*STATED PROBLEM*. Search the records below for the word "盛り土の被害" and show every line where it occurs.

*RECORDS FOR THE TASK*.
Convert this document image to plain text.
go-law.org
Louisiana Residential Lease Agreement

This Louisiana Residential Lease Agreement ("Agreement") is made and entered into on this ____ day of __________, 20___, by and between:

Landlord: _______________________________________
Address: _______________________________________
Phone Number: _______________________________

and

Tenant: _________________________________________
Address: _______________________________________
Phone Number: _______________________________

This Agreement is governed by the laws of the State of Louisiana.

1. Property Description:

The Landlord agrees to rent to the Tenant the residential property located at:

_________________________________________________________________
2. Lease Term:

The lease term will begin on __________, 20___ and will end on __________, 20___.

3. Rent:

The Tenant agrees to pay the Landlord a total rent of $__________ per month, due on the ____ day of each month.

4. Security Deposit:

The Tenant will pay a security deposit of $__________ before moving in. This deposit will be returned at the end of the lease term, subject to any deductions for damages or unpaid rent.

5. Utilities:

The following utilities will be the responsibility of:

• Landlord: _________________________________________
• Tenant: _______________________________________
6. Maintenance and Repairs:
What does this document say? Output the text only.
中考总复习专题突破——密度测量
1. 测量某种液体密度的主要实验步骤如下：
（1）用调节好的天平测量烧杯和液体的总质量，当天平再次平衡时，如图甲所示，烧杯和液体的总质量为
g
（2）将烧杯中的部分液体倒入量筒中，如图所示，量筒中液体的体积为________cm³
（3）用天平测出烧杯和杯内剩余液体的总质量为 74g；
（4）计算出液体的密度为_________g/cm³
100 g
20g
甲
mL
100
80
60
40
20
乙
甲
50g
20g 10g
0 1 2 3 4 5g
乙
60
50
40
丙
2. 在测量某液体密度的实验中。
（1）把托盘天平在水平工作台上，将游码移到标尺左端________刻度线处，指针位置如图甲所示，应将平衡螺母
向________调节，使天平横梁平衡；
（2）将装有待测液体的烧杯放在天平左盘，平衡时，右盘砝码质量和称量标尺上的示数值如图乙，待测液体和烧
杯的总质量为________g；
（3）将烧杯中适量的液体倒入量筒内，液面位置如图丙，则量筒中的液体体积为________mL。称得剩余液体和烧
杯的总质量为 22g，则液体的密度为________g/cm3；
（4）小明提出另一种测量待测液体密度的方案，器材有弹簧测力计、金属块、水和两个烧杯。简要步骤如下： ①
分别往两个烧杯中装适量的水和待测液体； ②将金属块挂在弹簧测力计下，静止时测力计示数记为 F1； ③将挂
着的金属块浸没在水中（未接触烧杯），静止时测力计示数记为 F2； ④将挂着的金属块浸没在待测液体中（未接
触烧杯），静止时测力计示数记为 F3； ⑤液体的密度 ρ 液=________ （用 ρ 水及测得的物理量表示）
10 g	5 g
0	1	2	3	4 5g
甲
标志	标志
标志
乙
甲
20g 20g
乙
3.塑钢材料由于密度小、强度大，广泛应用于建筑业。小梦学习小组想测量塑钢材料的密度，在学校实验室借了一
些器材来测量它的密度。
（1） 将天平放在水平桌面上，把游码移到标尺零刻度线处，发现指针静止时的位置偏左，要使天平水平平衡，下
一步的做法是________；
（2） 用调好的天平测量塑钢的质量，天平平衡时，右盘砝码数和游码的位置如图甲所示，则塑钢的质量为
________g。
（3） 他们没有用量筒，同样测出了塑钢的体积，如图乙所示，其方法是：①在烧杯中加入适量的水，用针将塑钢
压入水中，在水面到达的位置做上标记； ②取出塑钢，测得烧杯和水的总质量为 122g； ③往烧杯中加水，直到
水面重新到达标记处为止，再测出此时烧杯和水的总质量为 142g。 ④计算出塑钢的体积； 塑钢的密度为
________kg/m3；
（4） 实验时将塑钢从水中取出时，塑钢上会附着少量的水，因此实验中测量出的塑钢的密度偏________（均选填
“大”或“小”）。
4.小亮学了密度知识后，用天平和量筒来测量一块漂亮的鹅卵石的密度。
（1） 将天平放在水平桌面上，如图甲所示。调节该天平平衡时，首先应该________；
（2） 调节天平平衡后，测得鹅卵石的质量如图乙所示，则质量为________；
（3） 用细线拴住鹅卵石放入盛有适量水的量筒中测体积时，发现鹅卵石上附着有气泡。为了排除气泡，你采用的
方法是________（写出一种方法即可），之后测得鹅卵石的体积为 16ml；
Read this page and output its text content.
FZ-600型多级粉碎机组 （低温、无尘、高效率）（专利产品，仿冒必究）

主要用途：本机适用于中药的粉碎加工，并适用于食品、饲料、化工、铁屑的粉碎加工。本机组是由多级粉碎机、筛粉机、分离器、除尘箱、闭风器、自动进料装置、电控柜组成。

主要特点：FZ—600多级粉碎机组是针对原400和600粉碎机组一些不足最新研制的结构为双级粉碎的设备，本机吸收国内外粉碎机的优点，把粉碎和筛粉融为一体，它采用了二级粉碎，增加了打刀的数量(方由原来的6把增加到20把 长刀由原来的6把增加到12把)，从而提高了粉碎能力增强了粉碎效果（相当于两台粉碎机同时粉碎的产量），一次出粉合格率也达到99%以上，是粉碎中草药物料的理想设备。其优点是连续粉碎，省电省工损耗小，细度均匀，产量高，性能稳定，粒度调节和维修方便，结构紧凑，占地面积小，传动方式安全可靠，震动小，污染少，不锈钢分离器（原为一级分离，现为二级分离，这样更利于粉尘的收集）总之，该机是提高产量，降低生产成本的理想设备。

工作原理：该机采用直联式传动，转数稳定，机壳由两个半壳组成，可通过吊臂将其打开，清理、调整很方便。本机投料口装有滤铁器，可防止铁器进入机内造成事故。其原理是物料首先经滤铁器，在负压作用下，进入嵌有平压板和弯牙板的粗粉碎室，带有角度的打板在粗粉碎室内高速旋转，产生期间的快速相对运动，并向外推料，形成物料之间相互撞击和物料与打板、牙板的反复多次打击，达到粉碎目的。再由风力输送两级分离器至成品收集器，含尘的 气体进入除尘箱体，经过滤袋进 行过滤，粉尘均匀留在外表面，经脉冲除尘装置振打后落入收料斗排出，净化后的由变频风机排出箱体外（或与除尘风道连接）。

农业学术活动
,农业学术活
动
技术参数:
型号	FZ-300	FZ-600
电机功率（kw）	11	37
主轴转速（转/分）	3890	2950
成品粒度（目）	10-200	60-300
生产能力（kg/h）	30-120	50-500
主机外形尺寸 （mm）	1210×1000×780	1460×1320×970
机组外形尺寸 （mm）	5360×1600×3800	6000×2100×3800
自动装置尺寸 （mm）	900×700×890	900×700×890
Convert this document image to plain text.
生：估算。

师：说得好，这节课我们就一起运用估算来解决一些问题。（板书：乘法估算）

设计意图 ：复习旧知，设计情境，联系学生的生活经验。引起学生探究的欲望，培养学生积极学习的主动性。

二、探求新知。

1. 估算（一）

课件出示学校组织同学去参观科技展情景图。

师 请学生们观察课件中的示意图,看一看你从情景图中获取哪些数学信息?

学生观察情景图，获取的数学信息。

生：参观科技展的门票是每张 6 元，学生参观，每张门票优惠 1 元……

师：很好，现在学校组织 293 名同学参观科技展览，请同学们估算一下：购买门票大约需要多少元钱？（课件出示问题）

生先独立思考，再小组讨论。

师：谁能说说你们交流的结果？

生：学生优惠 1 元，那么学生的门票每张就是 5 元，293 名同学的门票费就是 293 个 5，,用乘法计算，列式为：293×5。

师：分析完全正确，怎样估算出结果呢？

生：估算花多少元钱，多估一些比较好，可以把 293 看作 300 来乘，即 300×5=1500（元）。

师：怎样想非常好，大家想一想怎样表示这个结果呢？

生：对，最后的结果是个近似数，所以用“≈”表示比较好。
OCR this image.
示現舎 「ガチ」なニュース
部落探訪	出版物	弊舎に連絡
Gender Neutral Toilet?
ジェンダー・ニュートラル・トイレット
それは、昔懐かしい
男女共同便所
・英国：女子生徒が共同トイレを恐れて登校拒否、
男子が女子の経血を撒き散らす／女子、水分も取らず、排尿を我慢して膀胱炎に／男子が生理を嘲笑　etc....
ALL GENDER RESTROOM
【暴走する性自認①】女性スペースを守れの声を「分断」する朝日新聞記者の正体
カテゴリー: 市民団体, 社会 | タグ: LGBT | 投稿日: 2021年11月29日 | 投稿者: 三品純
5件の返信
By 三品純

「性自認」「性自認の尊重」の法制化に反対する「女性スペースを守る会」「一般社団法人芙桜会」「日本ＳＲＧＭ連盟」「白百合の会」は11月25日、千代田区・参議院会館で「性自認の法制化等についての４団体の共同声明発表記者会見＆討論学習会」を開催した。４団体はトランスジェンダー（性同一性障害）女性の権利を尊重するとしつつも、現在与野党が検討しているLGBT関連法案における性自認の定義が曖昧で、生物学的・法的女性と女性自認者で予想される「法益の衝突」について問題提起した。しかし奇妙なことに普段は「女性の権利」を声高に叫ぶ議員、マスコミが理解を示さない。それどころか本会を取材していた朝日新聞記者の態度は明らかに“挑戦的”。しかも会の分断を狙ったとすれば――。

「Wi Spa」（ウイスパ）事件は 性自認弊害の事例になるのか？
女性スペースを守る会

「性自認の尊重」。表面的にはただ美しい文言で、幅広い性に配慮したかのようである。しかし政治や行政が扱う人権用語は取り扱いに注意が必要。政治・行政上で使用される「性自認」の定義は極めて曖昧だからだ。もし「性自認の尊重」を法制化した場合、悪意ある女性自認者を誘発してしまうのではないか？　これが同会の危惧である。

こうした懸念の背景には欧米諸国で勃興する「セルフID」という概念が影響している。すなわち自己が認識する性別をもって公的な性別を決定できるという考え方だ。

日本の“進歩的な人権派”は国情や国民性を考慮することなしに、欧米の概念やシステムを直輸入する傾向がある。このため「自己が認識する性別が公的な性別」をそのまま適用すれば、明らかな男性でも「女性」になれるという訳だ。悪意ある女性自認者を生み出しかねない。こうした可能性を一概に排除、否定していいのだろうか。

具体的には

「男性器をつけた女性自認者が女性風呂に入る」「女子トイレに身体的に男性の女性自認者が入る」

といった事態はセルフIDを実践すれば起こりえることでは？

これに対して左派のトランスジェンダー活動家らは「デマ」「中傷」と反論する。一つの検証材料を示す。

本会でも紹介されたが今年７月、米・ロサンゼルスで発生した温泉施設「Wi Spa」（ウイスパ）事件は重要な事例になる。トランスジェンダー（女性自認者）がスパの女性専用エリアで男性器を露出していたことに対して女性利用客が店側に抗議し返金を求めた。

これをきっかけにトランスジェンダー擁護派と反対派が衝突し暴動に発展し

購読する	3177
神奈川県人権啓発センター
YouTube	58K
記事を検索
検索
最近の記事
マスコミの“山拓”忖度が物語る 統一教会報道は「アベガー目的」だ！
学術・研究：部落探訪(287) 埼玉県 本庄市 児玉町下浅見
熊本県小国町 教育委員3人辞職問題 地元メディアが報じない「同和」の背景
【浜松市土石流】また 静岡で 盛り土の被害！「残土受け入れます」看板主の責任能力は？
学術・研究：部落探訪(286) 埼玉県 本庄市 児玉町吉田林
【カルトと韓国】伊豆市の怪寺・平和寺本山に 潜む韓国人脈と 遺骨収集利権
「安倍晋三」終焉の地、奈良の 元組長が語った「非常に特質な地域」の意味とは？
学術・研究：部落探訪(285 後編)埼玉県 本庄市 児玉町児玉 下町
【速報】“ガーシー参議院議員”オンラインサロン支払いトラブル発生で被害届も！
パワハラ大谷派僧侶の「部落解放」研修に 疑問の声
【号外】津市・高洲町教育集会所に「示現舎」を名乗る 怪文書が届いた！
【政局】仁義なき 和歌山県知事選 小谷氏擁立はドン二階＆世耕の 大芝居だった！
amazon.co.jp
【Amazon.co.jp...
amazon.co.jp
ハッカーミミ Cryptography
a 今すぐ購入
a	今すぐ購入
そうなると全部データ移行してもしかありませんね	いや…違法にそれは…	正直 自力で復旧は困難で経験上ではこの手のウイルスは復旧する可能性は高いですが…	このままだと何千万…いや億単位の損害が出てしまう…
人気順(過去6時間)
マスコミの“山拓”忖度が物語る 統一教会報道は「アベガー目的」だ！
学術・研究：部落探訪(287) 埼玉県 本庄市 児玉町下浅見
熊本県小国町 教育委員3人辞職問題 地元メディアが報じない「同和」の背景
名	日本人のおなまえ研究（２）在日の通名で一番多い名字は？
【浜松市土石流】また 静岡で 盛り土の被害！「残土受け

*OUTPUT OF THE EXERCISE*.
【浜松市土石流】また 静岡で 盛り土の被害！「残土受け入れます」看板主の責任能力は？
【浜松市土石流】また 静岡で 盛り土の被害！「残土受け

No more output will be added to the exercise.